**Exercise instructions:** Please transcribe the listing below in full and word for word, without its pictures.

=====

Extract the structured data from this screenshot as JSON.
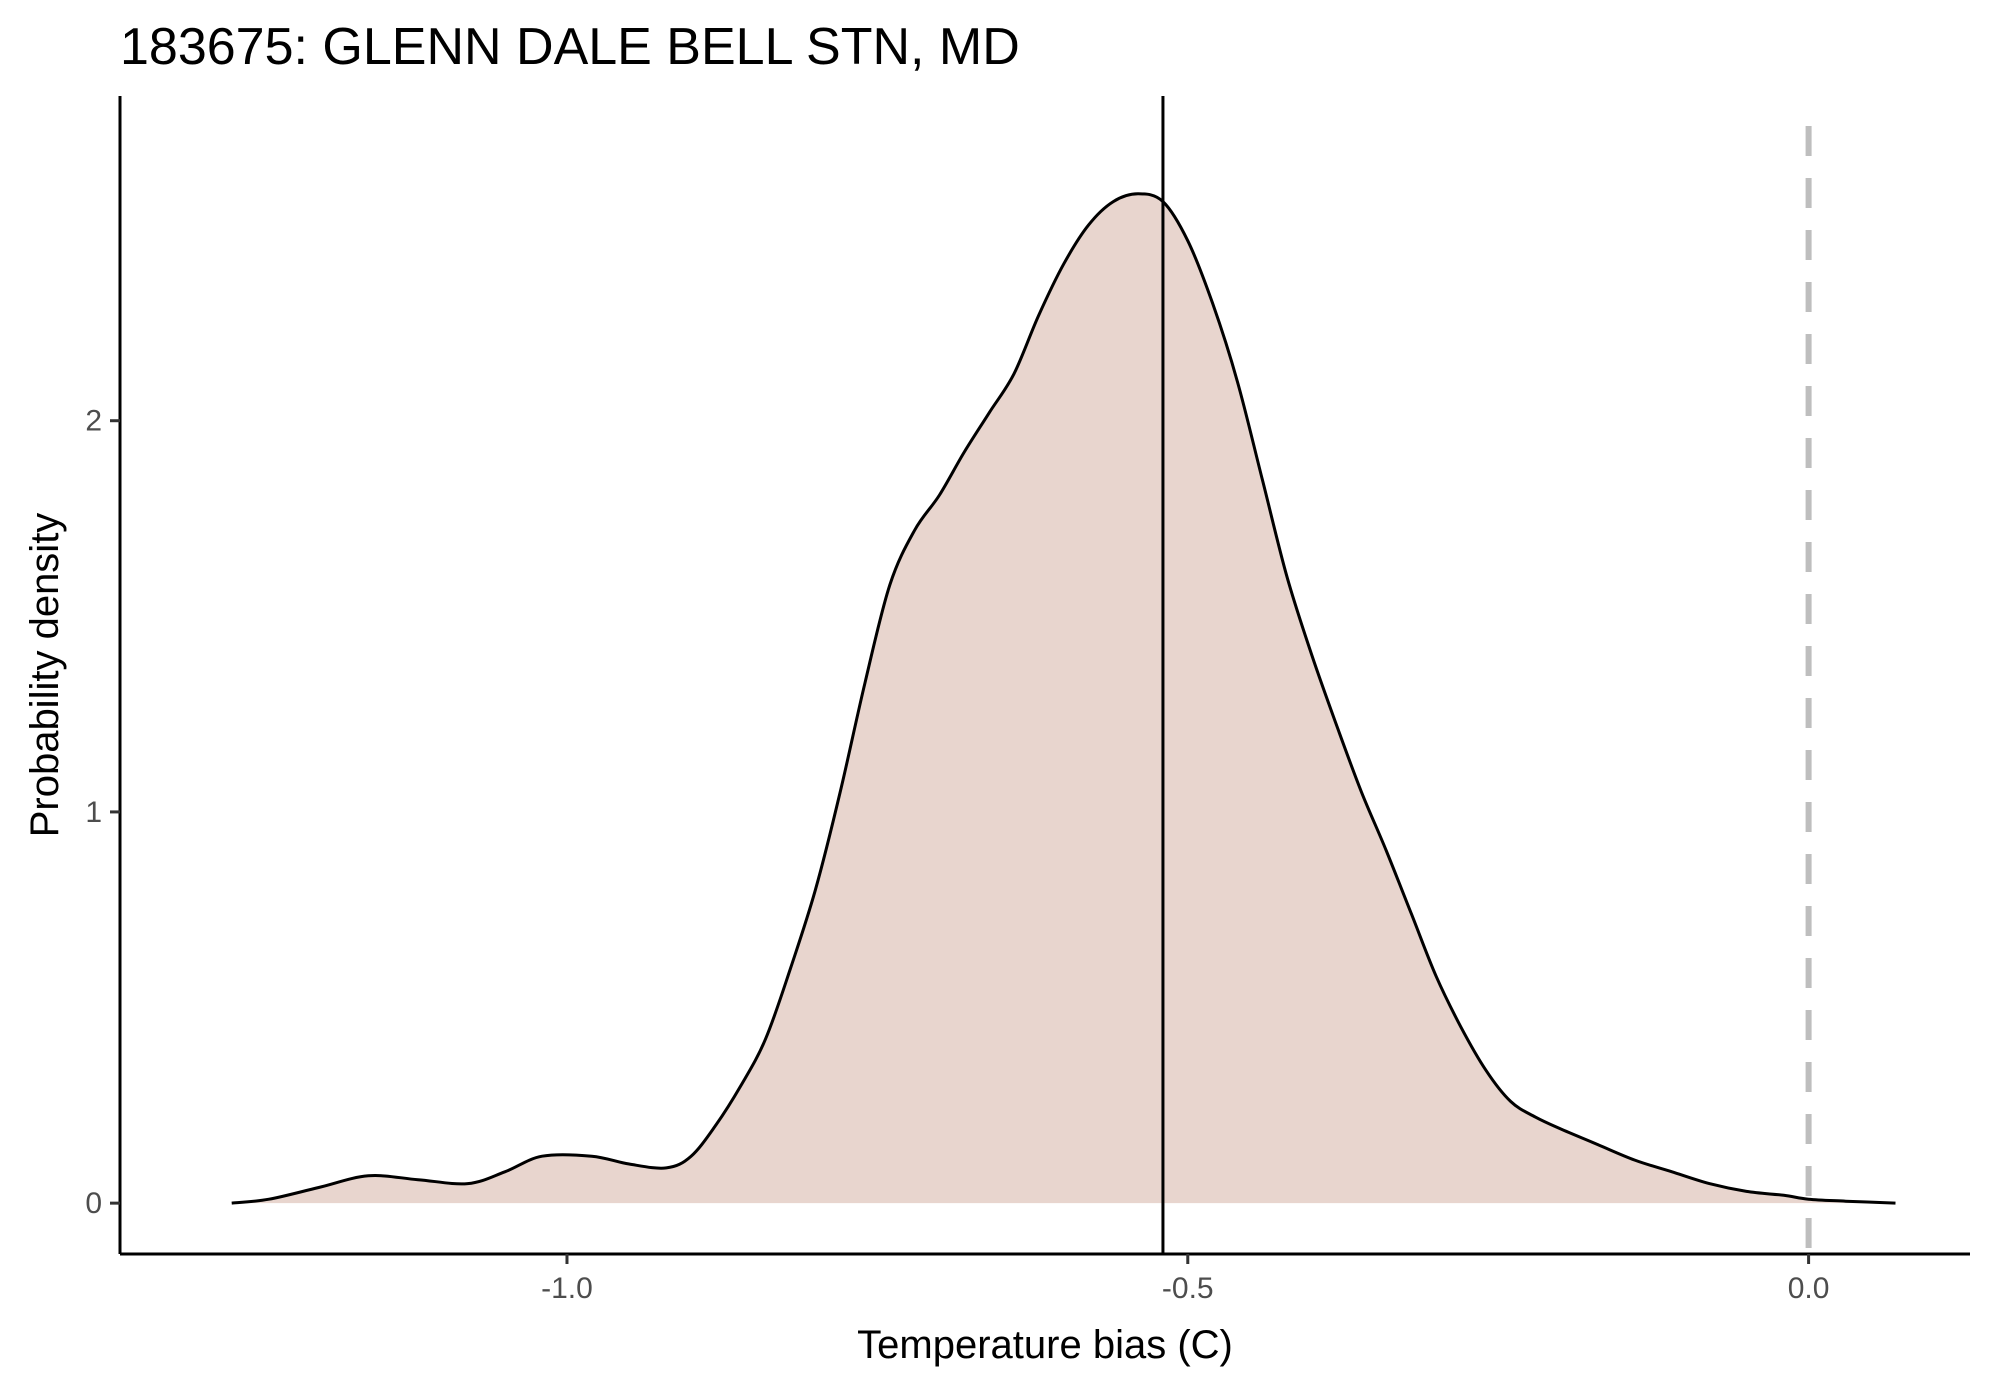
{
  "chart_data": {
    "type": "area",
    "title": "183675: GLENN DALE BELL STN, MD",
    "xlabel": "Temperature bias (C)",
    "ylabel": "Probability density",
    "xlim": [
      -1.36,
      0.13
    ],
    "ylim": [
      -0.13,
      2.83
    ],
    "x_ticks": [
      -1.0,
      -0.5,
      0.0
    ],
    "x_tick_labels": [
      "-1.0",
      "-0.5",
      "0.0"
    ],
    "y_ticks": [
      0,
      1,
      2
    ],
    "y_tick_labels": [
      "0",
      "1",
      "2"
    ],
    "grid": false,
    "legend": "none",
    "series": [
      {
        "x": [
          -1.27,
          -1.24,
          -1.2,
          -1.16,
          -1.12,
          -1.08,
          -1.05,
          -1.02,
          -0.98,
          -0.95,
          -0.92,
          -0.9,
          -0.88,
          -0.86,
          -0.84,
          -0.82,
          -0.8,
          -0.78,
          -0.76,
          -0.74,
          -0.72,
          -0.7,
          -0.68,
          -0.66,
          -0.64,
          -0.62,
          -0.6,
          -0.58,
          -0.56,
          -0.54,
          -0.52,
          -0.5,
          -0.48,
          -0.46,
          -0.44,
          -0.42,
          -0.4,
          -0.38,
          -0.36,
          -0.34,
          -0.32,
          -0.3,
          -0.28,
          -0.26,
          -0.24,
          -0.22,
          -0.2,
          -0.17,
          -0.14,
          -0.11,
          -0.08,
          -0.05,
          -0.02,
          0.0,
          0.03,
          0.07
        ],
        "y": [
          0.0,
          0.01,
          0.04,
          0.07,
          0.06,
          0.05,
          0.08,
          0.12,
          0.12,
          0.1,
          0.09,
          0.12,
          0.2,
          0.3,
          0.42,
          0.6,
          0.8,
          1.05,
          1.33,
          1.58,
          1.72,
          1.81,
          1.92,
          2.02,
          2.12,
          2.27,
          2.4,
          2.5,
          2.56,
          2.58,
          2.56,
          2.46,
          2.3,
          2.1,
          1.85,
          1.6,
          1.4,
          1.22,
          1.05,
          0.9,
          0.74,
          0.58,
          0.45,
          0.34,
          0.26,
          0.22,
          0.19,
          0.15,
          0.11,
          0.08,
          0.05,
          0.03,
          0.02,
          0.01,
          0.005,
          0.0
        ]
      }
    ],
    "reference_lines": [
      {
        "x": -0.52,
        "style": "solid"
      },
      {
        "x": 0.0,
        "style": "dashed"
      }
    ],
    "colors": {
      "fill": "#e8d5ce",
      "curve": "#000000",
      "mean_line": "#000000",
      "zero_line": "#bebebe",
      "axis": "#000000"
    }
  }
}
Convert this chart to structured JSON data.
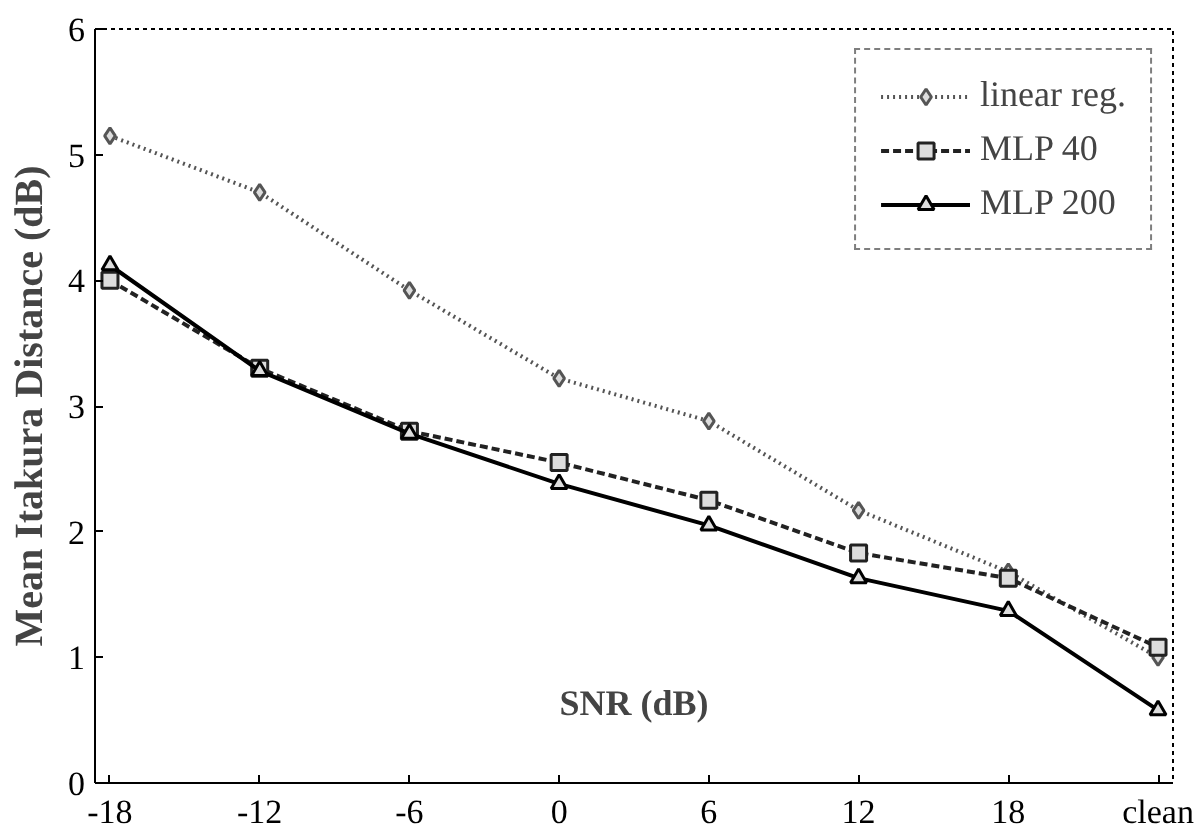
{
  "chart_data": {
    "type": "line",
    "xlabel": "SNR (dB)",
    "ylabel": "Mean Itakura Distance (dB)",
    "categories": [
      "-18",
      "-12",
      "-6",
      "0",
      "6",
      "12",
      "18",
      "clean"
    ],
    "ylim": [
      0,
      6
    ],
    "yticks": [
      0,
      1,
      2,
      3,
      4,
      5,
      6
    ],
    "grid": false,
    "legend": "top right",
    "series": [
      {
        "name": "linear reg.",
        "color": "#555555",
        "marker": "diamond",
        "line_style": "dotted",
        "values": [
          5.15,
          4.7,
          3.92,
          3.22,
          2.88,
          2.17,
          1.68,
          1.0
        ]
      },
      {
        "name": "MLP 40",
        "color": "#222222",
        "marker": "square",
        "line_style": "dashed",
        "values": [
          4.0,
          3.3,
          2.8,
          2.55,
          2.25,
          1.83,
          1.63,
          1.08
        ]
      },
      {
        "name": "MLP 200",
        "color": "#000000",
        "marker": "triangle",
        "line_style": "solid",
        "values": [
          4.12,
          3.28,
          2.78,
          2.38,
          2.05,
          1.63,
          1.37,
          0.58
        ]
      }
    ]
  }
}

=====

**Complete answer:**
Extract the structured data from this screenshot as JSON.
{
  "chart_data": {
    "type": "area",
    "title": "183675: GLENN DALE BELL STN, MD",
    "xlabel": "Temperature bias (C)",
    "ylabel": "Probability density",
    "xlim": [
      -1.36,
      0.13
    ],
    "ylim": [
      -0.13,
      2.83
    ],
    "x_ticks": [
      -1.0,
      -0.5,
      0.0
    ],
    "x_tick_labels": [
      "-1.0",
      "-0.5",
      "0.0"
    ],
    "y_ticks": [
      0,
      1,
      2
    ],
    "y_tick_labels": [
      "0",
      "1",
      "2"
    ],
    "grid": false,
    "legend": "none",
    "series": [
      {
        "x": [
          -1.27,
          -1.24,
          -1.2,
          -1.16,
          -1.12,
          -1.08,
          -1.05,
          -1.02,
          -0.98,
          -0.95,
          -0.92,
          -0.9,
          -0.88,
          -0.86,
          -0.84,
          -0.82,
          -0.8,
          -0.78,
          -0.76,
          -0.74,
          -0.72,
          -0.7,
          -0.68,
          -0.66,
          -0.64,
          -0.62,
          -0.6,
          -0.58,
          -0.56,
          -0.54,
          -0.52,
          -0.5,
          -0.48,
          -0.46,
          -0.44,
          -0.42,
          -0.4,
          -0.38,
          -0.36,
          -0.34,
          -0.32,
          -0.3,
          -0.28,
          -0.26,
          -0.24,
          -0.22,
          -0.2,
          -0.17,
          -0.14,
          -0.11,
          -0.08,
          -0.05,
          -0.02,
          0.0,
          0.03,
          0.07
        ],
        "y": [
          0.0,
          0.01,
          0.04,
          0.07,
          0.06,
          0.05,
          0.08,
          0.12,
          0.12,
          0.1,
          0.09,
          0.12,
          0.2,
          0.3,
          0.42,
          0.6,
          0.8,
          1.05,
          1.33,
          1.58,
          1.72,
          1.81,
          1.92,
          2.02,
          2.12,
          2.27,
          2.4,
          2.5,
          2.56,
          2.58,
          2.56,
          2.46,
          2.3,
          2.1,
          1.85,
          1.6,
          1.4,
          1.22,
          1.05,
          0.9,
          0.74,
          0.58,
          0.45,
          0.34,
          0.26,
          0.22,
          0.19,
          0.15,
          0.11,
          0.08,
          0.05,
          0.03,
          0.02,
          0.01,
          0.005,
          0.0
        ]
      }
    ],
    "reference_lines": [
      {
        "x": -0.52,
        "style": "solid"
      },
      {
        "x": 0.0,
        "style": "dashed"
      }
    ],
    "colors": {
      "fill": "#e8d5ce",
      "curve": "#000000",
      "mean_line": "#000000",
      "zero_line": "#bebebe",
      "axis": "#000000"
    }
  }
}
Convert this chart to structured JSON data.
{
  "chart_data": {
    "type": "line",
    "xlabel": "SNR (dB)",
    "ylabel": "Mean Itakura Distance (dB)",
    "categories": [
      "-18",
      "-12",
      "-6",
      "0",
      "6",
      "12",
      "18",
      "clean"
    ],
    "ylim": [
      0,
      6
    ],
    "yticks": [
      0,
      1,
      2,
      3,
      4,
      5,
      6
    ],
    "grid": false,
    "legend": "top right",
    "series": [
      {
        "name": "linear reg.",
        "color": "#555555",
        "marker": "diamond",
        "line_style": "dotted",
        "values": [
          5.15,
          4.7,
          3.92,
          3.22,
          2.88,
          2.17,
          1.68,
          1.0
        ]
      },
      {
        "name": "MLP 40",
        "color": "#222222",
        "marker": "square",
        "line_style": "dashed",
        "values": [
          4.0,
          3.3,
          2.8,
          2.55,
          2.25,
          1.83,
          1.63,
          1.08
        ]
      },
      {
        "name": "MLP 200",
        "color": "#000000",
        "marker": "triangle",
        "line_style": "solid",
        "values": [
          4.12,
          3.28,
          2.78,
          2.38,
          2.05,
          1.63,
          1.37,
          0.58
        ]
      }
    ]
  }
}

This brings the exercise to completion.